Start EXCERPTED DATA
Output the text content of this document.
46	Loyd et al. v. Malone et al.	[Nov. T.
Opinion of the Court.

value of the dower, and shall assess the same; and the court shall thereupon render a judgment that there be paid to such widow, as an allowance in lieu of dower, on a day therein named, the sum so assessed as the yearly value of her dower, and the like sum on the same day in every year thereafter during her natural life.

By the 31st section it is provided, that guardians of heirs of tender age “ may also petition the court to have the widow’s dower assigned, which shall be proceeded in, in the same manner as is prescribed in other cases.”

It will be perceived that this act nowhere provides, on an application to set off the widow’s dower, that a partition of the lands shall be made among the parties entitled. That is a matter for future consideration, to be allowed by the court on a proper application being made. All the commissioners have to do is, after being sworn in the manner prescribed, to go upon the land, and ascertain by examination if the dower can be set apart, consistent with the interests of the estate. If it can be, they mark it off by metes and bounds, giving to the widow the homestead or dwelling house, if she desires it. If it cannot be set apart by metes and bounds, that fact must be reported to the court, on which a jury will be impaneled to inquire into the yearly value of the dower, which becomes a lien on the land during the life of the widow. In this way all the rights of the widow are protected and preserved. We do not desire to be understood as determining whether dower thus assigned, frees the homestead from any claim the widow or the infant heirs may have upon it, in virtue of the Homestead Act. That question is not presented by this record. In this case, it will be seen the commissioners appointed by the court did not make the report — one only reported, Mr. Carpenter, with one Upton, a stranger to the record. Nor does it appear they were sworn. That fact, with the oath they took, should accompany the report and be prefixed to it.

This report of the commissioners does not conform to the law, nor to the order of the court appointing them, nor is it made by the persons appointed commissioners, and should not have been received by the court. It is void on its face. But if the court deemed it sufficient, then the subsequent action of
End EXCERPTED DATA
## JOB
Gather all lines from the records above in which "same" appears.

## ANSWER FOR THIS EXERCISE
value of the dower, and shall assess the same; and the court shall thereupon render a judgment that there be paid to such widow, as an allowance in lieu of dower, on a day therein named, the sum so assessed as the yearly value of her dower, and the like sum on the same day in every year thereafter during her natural life.
By the 31st section it is provided, that guardians of heirs of tender age “ may also petition the court to have the widow’s dower assigned, which shall be proceeded in, in the same manner as is prescribed in other cases.”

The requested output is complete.